◆ The exercise
Write out the entire listing below exactly, with the pictures left out.

◆ Records to use

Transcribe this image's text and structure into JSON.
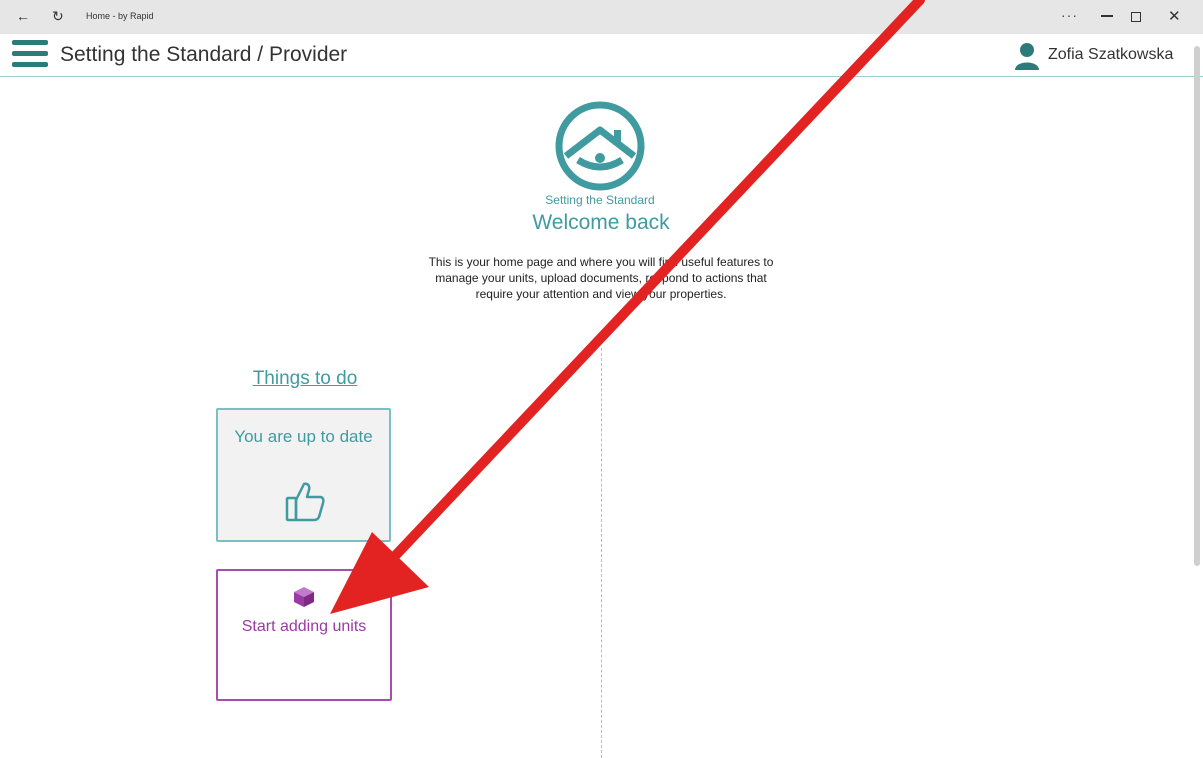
{
  "window": {
    "title": "Home - by Rapid",
    "back_glyph": "←",
    "refresh_glyph": "↻",
    "more_glyph": "···",
    "close_glyph": "✕"
  },
  "header": {
    "title": "Setting the Standard / Provider",
    "user_name": "Zofia Szatkowska"
  },
  "welcome": {
    "logo_text": "Setting the Standard",
    "heading": "Welcome back",
    "intro": "This is your home page and where you will find useful features to manage your units, upload documents, respond to actions that require your attention and view your properties."
  },
  "things_to_do": {
    "title": "Things to do",
    "up_to_date": "You are up to date",
    "start_units": "Start adding units"
  },
  "colors": {
    "teal": "#3f9ba0",
    "dark_teal": "#2d7a7a",
    "purple": "#9b3aa3",
    "annotation_red": "#e32222"
  },
  "icons": [
    "back-arrow-icon",
    "refresh-icon",
    "more-icon",
    "minimize-icon",
    "maximize-icon",
    "close-icon",
    "hamburger-menu-icon",
    "user-icon",
    "house-logo-icon",
    "thumbs-up-icon",
    "cube-icon"
  ]
}
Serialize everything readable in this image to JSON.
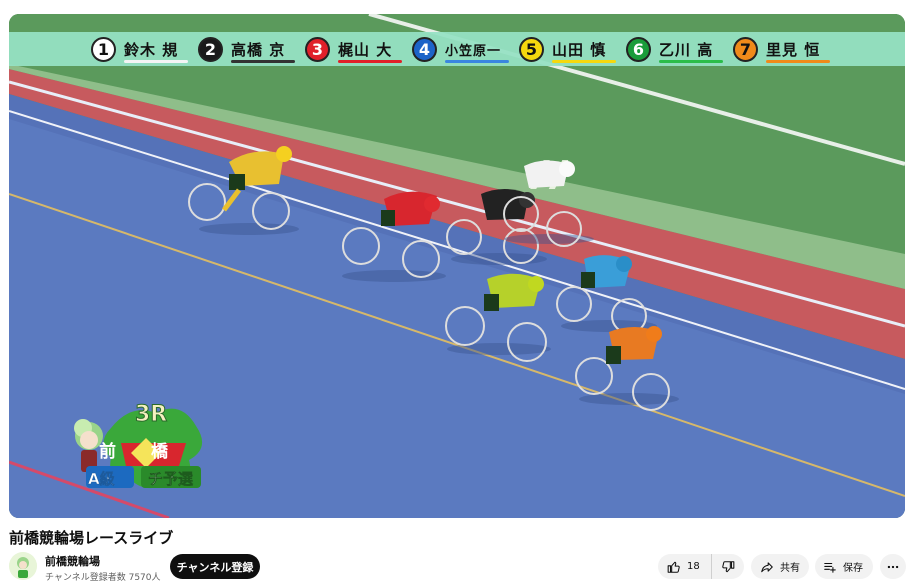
{
  "video": {
    "title": "前橋競輪場レースライブ"
  },
  "banner": {
    "riders": [
      {
        "number": "1",
        "name": "鈴木 規",
        "bg": "#ffffff",
        "fg": "#111111",
        "bar": "#f4f4f4"
      },
      {
        "number": "2",
        "name": "高橋 京",
        "bg": "#1a1a1a",
        "fg": "#ffffff",
        "bar": "#333333"
      },
      {
        "number": "3",
        "name": "梶山 大",
        "bg": "#e0202a",
        "fg": "#ffffff",
        "bar": "#e0202a"
      },
      {
        "number": "4",
        "name": "小笠原一",
        "bg": "#1d64c8",
        "fg": "#ffffff",
        "bar": "#3a86e0"
      },
      {
        "number": "5",
        "name": "山田 慎",
        "bg": "#f5d80e",
        "fg": "#111111",
        "bar": "#f5d80e"
      },
      {
        "number": "6",
        "name": "乙川 高",
        "bg": "#1a9c3a",
        "fg": "#ffffff",
        "bar": "#2bbd4a"
      },
      {
        "number": "7",
        "name": "里見 恒",
        "bg": "#f08a1a",
        "fg": "#111111",
        "bar": "#f08a1a"
      }
    ]
  },
  "overlay": {
    "race_number": "3R",
    "venue_left": "前",
    "venue_right": "橋",
    "grade": "A級",
    "race_type": "チ予選"
  },
  "channel": {
    "name": "前橋競輪場",
    "subscribers": "チャンネル登録者数 7570人",
    "subscribe_label": "チャンネル登録"
  },
  "actions": {
    "like_count": "18",
    "share_label": "共有",
    "save_label": "保存"
  },
  "icons": {
    "like": "thumbs-up-icon",
    "dislike": "thumbs-down-icon",
    "share": "share-arrow-icon",
    "save": "save-playlist-icon",
    "more": "more-horizontal-icon"
  }
}
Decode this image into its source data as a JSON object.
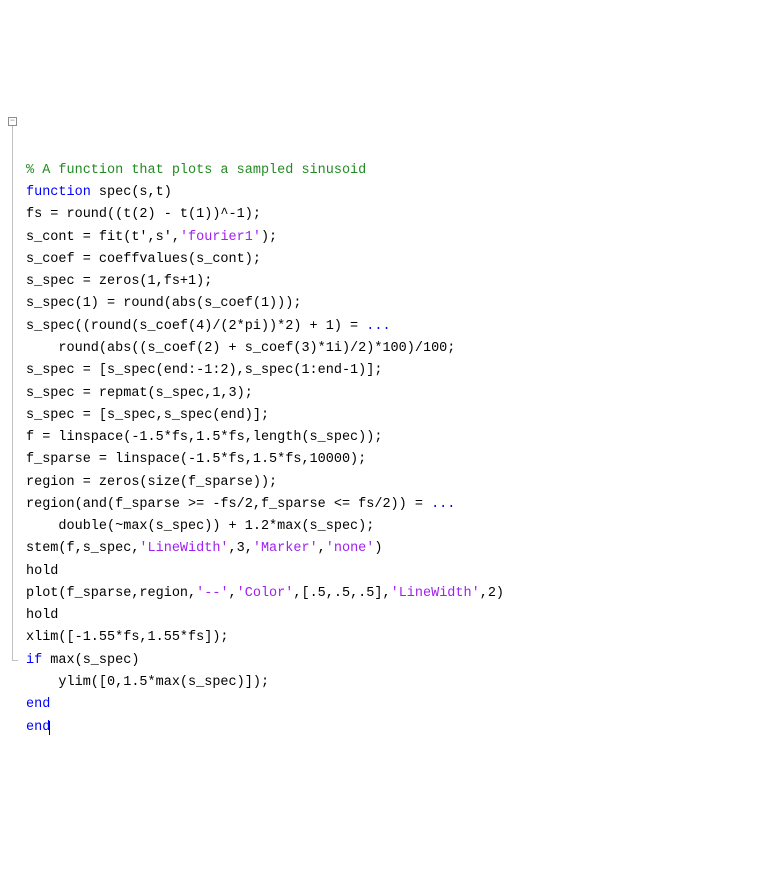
{
  "code": {
    "lines": [
      [
        {
          "t": "% A function that plots a sampled sinusoid",
          "c": "comment"
        }
      ],
      [
        {
          "t": "function",
          "c": "keyword"
        },
        {
          "t": " spec(s,t)",
          "c": "default"
        }
      ],
      [
        {
          "t": "fs = round((t(2) - t(1))^-1);",
          "c": "default"
        }
      ],
      [
        {
          "t": "s_cont = fit(t',s',",
          "c": "default"
        },
        {
          "t": "'fourier1'",
          "c": "string"
        },
        {
          "t": ");",
          "c": "default"
        }
      ],
      [
        {
          "t": "s_coef = coeffvalues(s_cont);",
          "c": "default"
        }
      ],
      [
        {
          "t": "s_spec = zeros(1,fs+1);",
          "c": "default"
        }
      ],
      [
        {
          "t": "s_spec(1) = round(abs(s_coef(1)));",
          "c": "default"
        }
      ],
      [
        {
          "t": "s_spec((round(s_coef(4)/(2*pi))*2) + 1) = ",
          "c": "default"
        },
        {
          "t": "...",
          "c": "keyword"
        }
      ],
      [
        {
          "t": "    round(abs((s_coef(2) + s_coef(3)*1i)/2)*100)/100;",
          "c": "default"
        }
      ],
      [
        {
          "t": "s_spec = [s_spec(end:-1:2),s_spec(1:end-1)];",
          "c": "default"
        }
      ],
      [
        {
          "t": "s_spec = repmat(s_spec,1,3);",
          "c": "default"
        }
      ],
      [
        {
          "t": "s_spec = [s_spec,s_spec(end)];",
          "c": "default"
        }
      ],
      [
        {
          "t": "f = linspace(-1.5*fs,1.5*fs,length(s_spec));",
          "c": "default"
        }
      ],
      [
        {
          "t": "f_sparse = linspace(-1.5*fs,1.5*fs,10000);",
          "c": "default"
        }
      ],
      [
        {
          "t": "region = zeros(size(f_sparse));",
          "c": "default"
        }
      ],
      [
        {
          "t": "region(and(f_sparse >= -fs/2,f_sparse <= fs/2)) = ",
          "c": "default"
        },
        {
          "t": "...",
          "c": "keyword"
        }
      ],
      [
        {
          "t": "    double(~max(s_spec)) + 1.2*max(s_spec);",
          "c": "default"
        }
      ],
      [
        {
          "t": "stem(f,s_spec,",
          "c": "default"
        },
        {
          "t": "'LineWidth'",
          "c": "string"
        },
        {
          "t": ",3,",
          "c": "default"
        },
        {
          "t": "'Marker'",
          "c": "string"
        },
        {
          "t": ",",
          "c": "default"
        },
        {
          "t": "'none'",
          "c": "string"
        },
        {
          "t": ")",
          "c": "default"
        }
      ],
      [
        {
          "t": "hold",
          "c": "default"
        }
      ],
      [
        {
          "t": "plot(f_sparse,region,",
          "c": "default"
        },
        {
          "t": "'--'",
          "c": "string"
        },
        {
          "t": ",",
          "c": "default"
        },
        {
          "t": "'Color'",
          "c": "string"
        },
        {
          "t": ",[.5,.5,.5],",
          "c": "default"
        },
        {
          "t": "'LineWidth'",
          "c": "string"
        },
        {
          "t": ",2)",
          "c": "default"
        }
      ],
      [
        {
          "t": "hold",
          "c": "default"
        }
      ],
      [
        {
          "t": "xlim([-1.55*fs,1.55*fs]);",
          "c": "default"
        }
      ],
      [
        {
          "t": "if",
          "c": "keyword"
        },
        {
          "t": " max(s_spec)",
          "c": "default"
        }
      ],
      [
        {
          "t": "    ylim([0,1.5*max(s_spec)]);",
          "c": "default"
        }
      ],
      [
        {
          "t": "end",
          "c": "keyword"
        }
      ],
      [
        {
          "t": "end",
          "c": "keyword"
        }
      ]
    ]
  },
  "fold": {
    "glyph": "−"
  }
}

◆ Result
Transcribe this image's text and structure into JSON.
{
  "window": {
    "title": "Home - by Rapid",
    "back_glyph": "←",
    "refresh_glyph": "↻",
    "more_glyph": "···",
    "close_glyph": "✕"
  },
  "header": {
    "title": "Setting the Standard / Provider",
    "user_name": "Zofia Szatkowska"
  },
  "welcome": {
    "logo_text": "Setting the Standard",
    "heading": "Welcome back",
    "intro": "This is your home page and where you will find useful features to manage your units, upload documents, respond to actions that require your attention and view your properties."
  },
  "things_to_do": {
    "title": "Things to do",
    "up_to_date": "You are up to date",
    "start_units": "Start adding units"
  },
  "colors": {
    "teal": "#3f9ba0",
    "dark_teal": "#2d7a7a",
    "purple": "#9b3aa3",
    "annotation_red": "#e32222"
  },
  "icons": [
    "back-arrow-icon",
    "refresh-icon",
    "more-icon",
    "minimize-icon",
    "maximize-icon",
    "close-icon",
    "hamburger-menu-icon",
    "user-icon",
    "house-logo-icon",
    "thumbs-up-icon",
    "cube-icon"
  ]
}
Serialize everything readable in this image to JSON.
{
  "video": {
    "title": "前橋競輪場レースライブ"
  },
  "banner": {
    "riders": [
      {
        "number": "1",
        "name": "鈴木 規",
        "bg": "#ffffff",
        "fg": "#111111",
        "bar": "#f4f4f4"
      },
      {
        "number": "2",
        "name": "高橋 京",
        "bg": "#1a1a1a",
        "fg": "#ffffff",
        "bar": "#333333"
      },
      {
        "number": "3",
        "name": "梶山 大",
        "bg": "#e0202a",
        "fg": "#ffffff",
        "bar": "#e0202a"
      },
      {
        "number": "4",
        "name": "小笠原一",
        "bg": "#1d64c8",
        "fg": "#ffffff",
        "bar": "#3a86e0"
      },
      {
        "number": "5",
        "name": "山田 慎",
        "bg": "#f5d80e",
        "fg": "#111111",
        "bar": "#f5d80e"
      },
      {
        "number": "6",
        "name": "乙川 高",
        "bg": "#1a9c3a",
        "fg": "#ffffff",
        "bar": "#2bbd4a"
      },
      {
        "number": "7",
        "name": "里見 恒",
        "bg": "#f08a1a",
        "fg": "#111111",
        "bar": "#f08a1a"
      }
    ]
  },
  "overlay": {
    "race_number": "3R",
    "venue_left": "前",
    "venue_right": "橋",
    "grade": "A級",
    "race_type": "チ予選"
  },
  "channel": {
    "name": "前橋競輪場",
    "subscribers": "チャンネル登録者数 7570人",
    "subscribe_label": "チャンネル登録"
  },
  "actions": {
    "like_count": "18",
    "share_label": "共有",
    "save_label": "保存"
  },
  "icons": {
    "like": "thumbs-up-icon",
    "dislike": "thumbs-down-icon",
    "share": "share-arrow-icon",
    "save": "save-playlist-icon",
    "more": "more-horizontal-icon"
  }
}
Decode this image into its source data as a JSON object.
{
  "code": {
    "lines": [
      [
        {
          "t": "% A function that plots a sampled sinusoid",
          "c": "comment"
        }
      ],
      [
        {
          "t": "function",
          "c": "keyword"
        },
        {
          "t": " spec(s,t)",
          "c": "default"
        }
      ],
      [
        {
          "t": "fs = round((t(2) - t(1))^-1);",
          "c": "default"
        }
      ],
      [
        {
          "t": "s_cont = fit(t',s',",
          "c": "default"
        },
        {
          "t": "'fourier1'",
          "c": "string"
        },
        {
          "t": ");",
          "c": "default"
        }
      ],
      [
        {
          "t": "s_coef = coeffvalues(s_cont);",
          "c": "default"
        }
      ],
      [
        {
          "t": "s_spec = zeros(1,fs+1);",
          "c": "default"
        }
      ],
      [
        {
          "t": "s_spec(1) = round(abs(s_coef(1)));",
          "c": "default"
        }
      ],
      [
        {
          "t": "s_spec((round(s_coef(4)/(2*pi))*2) + 1) = ",
          "c": "default"
        },
        {
          "t": "...",
          "c": "keyword"
        }
      ],
      [
        {
          "t": "    round(abs((s_coef(2) + s_coef(3)*1i)/2)*100)/100;",
          "c": "default"
        }
      ],
      [
        {
          "t": "s_spec = [s_spec(end:-1:2),s_spec(1:end-1)];",
          "c": "default"
        }
      ],
      [
        {
          "t": "s_spec = repmat(s_spec,1,3);",
          "c": "default"
        }
      ],
      [
        {
          "t": "s_spec = [s_spec,s_spec(end)];",
          "c": "default"
        }
      ],
      [
        {
          "t": "f = linspace(-1.5*fs,1.5*fs,length(s_spec));",
          "c": "default"
        }
      ],
      [
        {
          "t": "f_sparse = linspace(-1.5*fs,1.5*fs,10000);",
          "c": "default"
        }
      ],
      [
        {
          "t": "region = zeros(size(f_sparse));",
          "c": "default"
        }
      ],
      [
        {
          "t": "region(and(f_sparse >= -fs/2,f_sparse <= fs/2)) = ",
          "c": "default"
        },
        {
          "t": "...",
          "c": "keyword"
        }
      ],
      [
        {
          "t": "    double(~max(s_spec)) + 1.2*max(s_spec);",
          "c": "default"
        }
      ],
      [
        {
          "t": "stem(f,s_spec,",
          "c": "default"
        },
        {
          "t": "'LineWidth'",
          "c": "string"
        },
        {
          "t": ",3,",
          "c": "default"
        },
        {
          "t": "'Marker'",
          "c": "string"
        },
        {
          "t": ",",
          "c": "default"
        },
        {
          "t": "'none'",
          "c": "string"
        },
        {
          "t": ")",
          "c": "default"
        }
      ],
      [
        {
          "t": "hold",
          "c": "default"
        }
      ],
      [
        {
          "t": "plot(f_sparse,region,",
          "c": "default"
        },
        {
          "t": "'--'",
          "c": "string"
        },
        {
          "t": ",",
          "c": "default"
        },
        {
          "t": "'Color'",
          "c": "string"
        },
        {
          "t": ",[.5,.5,.5],",
          "c": "default"
        },
        {
          "t": "'LineWidth'",
          "c": "string"
        },
        {
          "t": ",2)",
          "c": "default"
        }
      ],
      [
        {
          "t": "hold",
          "c": "default"
        }
      ],
      [
        {
          "t": "xlim([-1.55*fs,1.55*fs]);",
          "c": "default"
        }
      ],
      [
        {
          "t": "if",
          "c": "keyword"
        },
        {
          "t": " max(s_spec)",
          "c": "default"
        }
      ],
      [
        {
          "t": "    ylim([0,1.5*max(s_spec)]);",
          "c": "default"
        }
      ],
      [
        {
          "t": "end",
          "c": "keyword"
        }
      ],
      [
        {
          "t": "end",
          "c": "keyword"
        }
      ]
    ]
  },
  "fold": {
    "glyph": "−"
  }
}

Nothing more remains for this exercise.